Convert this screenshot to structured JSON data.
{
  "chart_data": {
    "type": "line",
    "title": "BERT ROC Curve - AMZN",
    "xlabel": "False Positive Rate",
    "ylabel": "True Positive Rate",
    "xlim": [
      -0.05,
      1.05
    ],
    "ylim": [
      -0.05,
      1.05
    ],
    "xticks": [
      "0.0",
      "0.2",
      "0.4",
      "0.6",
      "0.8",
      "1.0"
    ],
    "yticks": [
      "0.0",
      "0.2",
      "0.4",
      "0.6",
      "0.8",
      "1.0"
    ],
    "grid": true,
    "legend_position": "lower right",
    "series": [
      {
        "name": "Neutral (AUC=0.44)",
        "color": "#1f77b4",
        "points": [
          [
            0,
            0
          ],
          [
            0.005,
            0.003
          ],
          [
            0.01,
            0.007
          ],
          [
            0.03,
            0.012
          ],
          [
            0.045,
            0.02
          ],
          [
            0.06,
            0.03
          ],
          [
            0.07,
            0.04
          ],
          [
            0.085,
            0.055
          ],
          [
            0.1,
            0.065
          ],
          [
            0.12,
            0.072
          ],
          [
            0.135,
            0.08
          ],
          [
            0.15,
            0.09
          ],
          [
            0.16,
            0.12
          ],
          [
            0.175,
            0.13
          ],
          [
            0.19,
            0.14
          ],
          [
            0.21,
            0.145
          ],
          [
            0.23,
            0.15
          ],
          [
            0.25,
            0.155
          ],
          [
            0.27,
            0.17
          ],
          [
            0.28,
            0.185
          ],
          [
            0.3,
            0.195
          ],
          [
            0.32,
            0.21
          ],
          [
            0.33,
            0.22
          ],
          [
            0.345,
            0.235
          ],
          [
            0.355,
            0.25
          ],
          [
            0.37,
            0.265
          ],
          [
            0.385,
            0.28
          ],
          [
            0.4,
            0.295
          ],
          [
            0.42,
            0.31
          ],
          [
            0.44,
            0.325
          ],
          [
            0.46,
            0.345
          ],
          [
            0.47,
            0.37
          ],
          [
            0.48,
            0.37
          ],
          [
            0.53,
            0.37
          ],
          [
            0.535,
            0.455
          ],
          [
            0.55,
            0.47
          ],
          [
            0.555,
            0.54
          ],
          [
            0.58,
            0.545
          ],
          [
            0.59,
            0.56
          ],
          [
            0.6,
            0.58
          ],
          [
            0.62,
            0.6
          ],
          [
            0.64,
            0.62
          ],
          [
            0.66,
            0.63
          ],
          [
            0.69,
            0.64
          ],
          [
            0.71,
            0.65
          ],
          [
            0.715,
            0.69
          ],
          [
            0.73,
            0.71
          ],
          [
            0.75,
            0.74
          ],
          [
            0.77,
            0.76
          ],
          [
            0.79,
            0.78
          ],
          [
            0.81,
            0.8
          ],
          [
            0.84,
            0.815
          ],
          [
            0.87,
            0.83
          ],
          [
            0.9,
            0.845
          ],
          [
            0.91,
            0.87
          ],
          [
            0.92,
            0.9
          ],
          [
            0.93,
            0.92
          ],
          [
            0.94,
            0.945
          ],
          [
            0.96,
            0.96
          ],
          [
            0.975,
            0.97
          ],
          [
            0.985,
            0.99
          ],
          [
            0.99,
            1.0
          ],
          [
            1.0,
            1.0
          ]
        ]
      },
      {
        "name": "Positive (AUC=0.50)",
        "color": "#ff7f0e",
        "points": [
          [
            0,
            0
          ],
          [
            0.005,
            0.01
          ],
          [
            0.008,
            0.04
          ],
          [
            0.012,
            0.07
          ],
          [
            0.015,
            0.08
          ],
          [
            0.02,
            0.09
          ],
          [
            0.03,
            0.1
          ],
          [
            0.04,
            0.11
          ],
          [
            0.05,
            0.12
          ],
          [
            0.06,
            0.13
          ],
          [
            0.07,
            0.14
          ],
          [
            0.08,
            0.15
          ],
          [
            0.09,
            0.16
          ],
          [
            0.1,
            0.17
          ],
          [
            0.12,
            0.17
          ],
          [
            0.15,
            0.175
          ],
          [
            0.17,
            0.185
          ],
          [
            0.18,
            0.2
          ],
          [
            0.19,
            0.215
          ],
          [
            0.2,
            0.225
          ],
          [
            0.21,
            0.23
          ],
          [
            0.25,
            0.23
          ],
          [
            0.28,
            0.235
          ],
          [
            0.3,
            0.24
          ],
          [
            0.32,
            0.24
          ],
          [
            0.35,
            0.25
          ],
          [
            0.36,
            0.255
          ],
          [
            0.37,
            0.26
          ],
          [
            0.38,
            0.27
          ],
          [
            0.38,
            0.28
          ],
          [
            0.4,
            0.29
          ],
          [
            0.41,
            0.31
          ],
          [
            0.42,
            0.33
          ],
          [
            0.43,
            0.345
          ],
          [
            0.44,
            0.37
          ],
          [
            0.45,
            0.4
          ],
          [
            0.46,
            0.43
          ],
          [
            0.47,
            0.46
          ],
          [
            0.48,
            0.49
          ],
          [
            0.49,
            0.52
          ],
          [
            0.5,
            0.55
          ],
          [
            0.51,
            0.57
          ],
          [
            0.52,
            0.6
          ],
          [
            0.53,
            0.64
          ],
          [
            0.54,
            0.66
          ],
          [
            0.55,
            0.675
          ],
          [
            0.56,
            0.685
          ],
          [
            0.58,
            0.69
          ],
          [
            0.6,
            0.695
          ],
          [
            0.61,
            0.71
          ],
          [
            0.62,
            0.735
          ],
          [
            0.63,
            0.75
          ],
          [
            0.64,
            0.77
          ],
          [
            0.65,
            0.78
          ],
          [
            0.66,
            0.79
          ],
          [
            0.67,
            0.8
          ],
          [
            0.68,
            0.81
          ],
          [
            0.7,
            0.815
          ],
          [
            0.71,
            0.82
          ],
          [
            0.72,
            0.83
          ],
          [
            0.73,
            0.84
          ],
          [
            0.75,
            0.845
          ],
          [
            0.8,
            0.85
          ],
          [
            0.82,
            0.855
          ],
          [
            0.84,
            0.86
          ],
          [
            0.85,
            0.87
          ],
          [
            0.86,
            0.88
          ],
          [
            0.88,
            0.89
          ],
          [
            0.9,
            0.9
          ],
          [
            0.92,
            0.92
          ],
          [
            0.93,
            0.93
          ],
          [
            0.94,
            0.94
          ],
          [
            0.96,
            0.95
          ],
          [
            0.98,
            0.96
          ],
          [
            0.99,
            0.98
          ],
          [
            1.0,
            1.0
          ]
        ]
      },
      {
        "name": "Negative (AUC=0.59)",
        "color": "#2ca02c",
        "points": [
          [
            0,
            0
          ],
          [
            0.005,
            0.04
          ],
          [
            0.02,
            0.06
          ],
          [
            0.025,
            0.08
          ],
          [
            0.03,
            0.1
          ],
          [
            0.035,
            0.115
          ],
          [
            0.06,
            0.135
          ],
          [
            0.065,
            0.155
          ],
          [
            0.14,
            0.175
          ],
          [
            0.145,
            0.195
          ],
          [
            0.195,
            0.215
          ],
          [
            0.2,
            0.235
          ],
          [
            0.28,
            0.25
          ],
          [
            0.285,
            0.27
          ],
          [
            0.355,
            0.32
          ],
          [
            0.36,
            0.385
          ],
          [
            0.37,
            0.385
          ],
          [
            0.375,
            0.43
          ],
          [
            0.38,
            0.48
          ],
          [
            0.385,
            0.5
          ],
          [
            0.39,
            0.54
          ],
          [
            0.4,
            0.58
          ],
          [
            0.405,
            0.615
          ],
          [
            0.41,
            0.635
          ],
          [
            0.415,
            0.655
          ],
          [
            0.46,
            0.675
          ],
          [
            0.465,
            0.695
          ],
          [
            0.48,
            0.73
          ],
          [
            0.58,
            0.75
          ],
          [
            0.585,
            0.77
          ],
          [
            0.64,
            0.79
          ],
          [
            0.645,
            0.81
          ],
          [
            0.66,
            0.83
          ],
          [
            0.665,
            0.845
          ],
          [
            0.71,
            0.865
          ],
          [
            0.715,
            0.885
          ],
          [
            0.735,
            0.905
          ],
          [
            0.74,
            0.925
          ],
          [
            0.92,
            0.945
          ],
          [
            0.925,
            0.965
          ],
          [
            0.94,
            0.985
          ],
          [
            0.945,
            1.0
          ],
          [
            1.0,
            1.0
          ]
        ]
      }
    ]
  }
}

| Given exercise |
Copy each line that holds the word "Rate".

| Result of the task |
    "xlabel": "False Positive Rate",
    "ylabel": "True Positive Rate",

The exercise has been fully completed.